▸ **DIRECTIONS FOR THIS TASK**
Extract each line holding the word "kulay" from the entries.
--------
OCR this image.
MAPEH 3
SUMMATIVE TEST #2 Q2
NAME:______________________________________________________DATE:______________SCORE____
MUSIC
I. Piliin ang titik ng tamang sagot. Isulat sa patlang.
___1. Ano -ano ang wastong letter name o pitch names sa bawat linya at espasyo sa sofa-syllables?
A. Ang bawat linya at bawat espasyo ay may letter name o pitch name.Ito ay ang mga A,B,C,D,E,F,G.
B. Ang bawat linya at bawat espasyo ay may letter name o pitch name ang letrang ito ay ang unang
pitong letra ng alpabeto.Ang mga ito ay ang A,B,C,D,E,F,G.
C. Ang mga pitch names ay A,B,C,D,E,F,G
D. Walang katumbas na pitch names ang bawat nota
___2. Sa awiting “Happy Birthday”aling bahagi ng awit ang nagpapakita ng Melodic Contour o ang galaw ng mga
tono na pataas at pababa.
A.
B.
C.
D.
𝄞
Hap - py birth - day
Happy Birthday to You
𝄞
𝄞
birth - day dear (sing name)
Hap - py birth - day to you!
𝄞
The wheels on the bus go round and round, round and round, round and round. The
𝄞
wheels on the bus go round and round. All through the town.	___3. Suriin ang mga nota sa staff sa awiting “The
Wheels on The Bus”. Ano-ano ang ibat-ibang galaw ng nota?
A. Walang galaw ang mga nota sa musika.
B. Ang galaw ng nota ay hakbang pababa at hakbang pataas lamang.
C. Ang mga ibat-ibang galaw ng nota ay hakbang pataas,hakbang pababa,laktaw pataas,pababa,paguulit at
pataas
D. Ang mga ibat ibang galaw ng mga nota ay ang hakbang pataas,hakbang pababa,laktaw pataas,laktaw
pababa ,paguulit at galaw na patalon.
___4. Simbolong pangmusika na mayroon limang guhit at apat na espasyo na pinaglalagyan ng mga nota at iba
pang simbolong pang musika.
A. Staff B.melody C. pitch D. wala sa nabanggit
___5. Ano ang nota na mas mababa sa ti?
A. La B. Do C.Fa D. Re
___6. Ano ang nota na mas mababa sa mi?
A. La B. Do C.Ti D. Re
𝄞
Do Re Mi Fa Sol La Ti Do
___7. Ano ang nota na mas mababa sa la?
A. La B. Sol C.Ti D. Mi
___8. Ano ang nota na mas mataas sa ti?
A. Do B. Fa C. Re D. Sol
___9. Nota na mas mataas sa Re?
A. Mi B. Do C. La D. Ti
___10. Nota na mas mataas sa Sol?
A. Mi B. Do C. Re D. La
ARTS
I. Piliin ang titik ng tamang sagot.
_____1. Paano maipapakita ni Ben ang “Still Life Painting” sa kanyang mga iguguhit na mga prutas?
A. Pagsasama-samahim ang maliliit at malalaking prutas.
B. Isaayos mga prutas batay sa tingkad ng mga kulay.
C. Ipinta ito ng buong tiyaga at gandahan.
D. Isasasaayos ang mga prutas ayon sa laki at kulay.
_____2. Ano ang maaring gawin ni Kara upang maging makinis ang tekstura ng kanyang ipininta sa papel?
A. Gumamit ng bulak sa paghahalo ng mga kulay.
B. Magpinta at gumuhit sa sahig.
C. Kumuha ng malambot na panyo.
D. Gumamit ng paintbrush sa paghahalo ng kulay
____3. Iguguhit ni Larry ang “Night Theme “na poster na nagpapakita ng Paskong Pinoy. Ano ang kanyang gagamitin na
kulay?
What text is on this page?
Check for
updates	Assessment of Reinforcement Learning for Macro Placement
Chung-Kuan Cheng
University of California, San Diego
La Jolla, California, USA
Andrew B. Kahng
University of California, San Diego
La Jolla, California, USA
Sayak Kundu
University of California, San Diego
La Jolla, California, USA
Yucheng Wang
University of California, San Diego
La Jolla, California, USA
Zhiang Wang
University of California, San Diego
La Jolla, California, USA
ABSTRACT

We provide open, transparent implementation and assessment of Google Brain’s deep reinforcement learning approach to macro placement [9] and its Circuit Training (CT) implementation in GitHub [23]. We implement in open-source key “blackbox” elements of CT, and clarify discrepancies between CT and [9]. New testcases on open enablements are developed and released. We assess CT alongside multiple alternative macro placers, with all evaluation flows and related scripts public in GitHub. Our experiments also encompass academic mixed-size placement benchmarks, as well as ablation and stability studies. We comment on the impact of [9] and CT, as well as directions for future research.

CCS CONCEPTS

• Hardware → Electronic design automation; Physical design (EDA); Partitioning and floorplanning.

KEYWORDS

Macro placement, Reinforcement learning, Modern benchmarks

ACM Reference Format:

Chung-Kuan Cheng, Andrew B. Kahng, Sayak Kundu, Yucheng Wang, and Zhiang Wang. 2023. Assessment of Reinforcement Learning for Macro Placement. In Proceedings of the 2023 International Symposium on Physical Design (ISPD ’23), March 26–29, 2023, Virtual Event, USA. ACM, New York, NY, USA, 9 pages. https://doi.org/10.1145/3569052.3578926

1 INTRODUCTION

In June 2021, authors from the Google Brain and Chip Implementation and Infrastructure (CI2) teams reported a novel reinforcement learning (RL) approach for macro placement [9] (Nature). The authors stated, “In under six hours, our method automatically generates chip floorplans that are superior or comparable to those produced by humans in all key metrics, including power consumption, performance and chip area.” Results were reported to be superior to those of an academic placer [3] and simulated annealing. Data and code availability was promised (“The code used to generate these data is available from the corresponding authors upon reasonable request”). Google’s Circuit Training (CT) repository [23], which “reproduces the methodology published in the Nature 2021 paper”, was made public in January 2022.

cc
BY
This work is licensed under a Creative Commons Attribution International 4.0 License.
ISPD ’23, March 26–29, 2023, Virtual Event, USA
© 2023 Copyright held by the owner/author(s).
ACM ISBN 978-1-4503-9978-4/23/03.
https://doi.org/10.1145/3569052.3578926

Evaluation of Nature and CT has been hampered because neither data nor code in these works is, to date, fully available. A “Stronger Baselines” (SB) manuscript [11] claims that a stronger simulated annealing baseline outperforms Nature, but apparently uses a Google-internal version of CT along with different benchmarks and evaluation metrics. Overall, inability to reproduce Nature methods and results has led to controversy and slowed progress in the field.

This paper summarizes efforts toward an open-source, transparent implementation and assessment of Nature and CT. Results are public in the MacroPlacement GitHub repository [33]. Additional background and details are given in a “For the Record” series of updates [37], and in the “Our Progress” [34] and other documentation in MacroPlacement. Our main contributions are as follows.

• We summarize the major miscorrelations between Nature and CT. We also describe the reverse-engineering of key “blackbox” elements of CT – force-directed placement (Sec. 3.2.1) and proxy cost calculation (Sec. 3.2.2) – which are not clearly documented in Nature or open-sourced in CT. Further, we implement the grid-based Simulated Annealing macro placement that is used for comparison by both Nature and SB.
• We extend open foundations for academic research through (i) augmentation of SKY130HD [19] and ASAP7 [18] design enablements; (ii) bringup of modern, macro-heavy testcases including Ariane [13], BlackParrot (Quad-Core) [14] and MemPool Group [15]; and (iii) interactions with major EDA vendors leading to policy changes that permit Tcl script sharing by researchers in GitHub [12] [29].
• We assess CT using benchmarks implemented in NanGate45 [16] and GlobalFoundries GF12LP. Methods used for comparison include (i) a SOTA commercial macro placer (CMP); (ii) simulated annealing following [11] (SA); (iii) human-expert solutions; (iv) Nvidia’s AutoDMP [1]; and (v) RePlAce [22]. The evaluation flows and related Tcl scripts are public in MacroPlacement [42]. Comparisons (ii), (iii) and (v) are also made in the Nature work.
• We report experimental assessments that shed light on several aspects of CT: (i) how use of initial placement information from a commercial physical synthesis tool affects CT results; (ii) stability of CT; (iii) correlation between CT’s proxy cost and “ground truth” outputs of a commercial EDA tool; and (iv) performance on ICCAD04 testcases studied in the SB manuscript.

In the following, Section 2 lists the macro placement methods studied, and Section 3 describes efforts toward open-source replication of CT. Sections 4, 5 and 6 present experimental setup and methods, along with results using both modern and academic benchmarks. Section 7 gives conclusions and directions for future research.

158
--------
▸ **EXPECTED ANSWER**
B. Isaayos mga prutas batay sa tingkad ng mga kulay.
D. Isasasaayos ang mga prutas ayon sa laki at kulay.
A. Gumamit ng bulak sa paghahalo ng mga kulay.
D. Gumamit ng paintbrush sa paghahalo ng kulay
kulay?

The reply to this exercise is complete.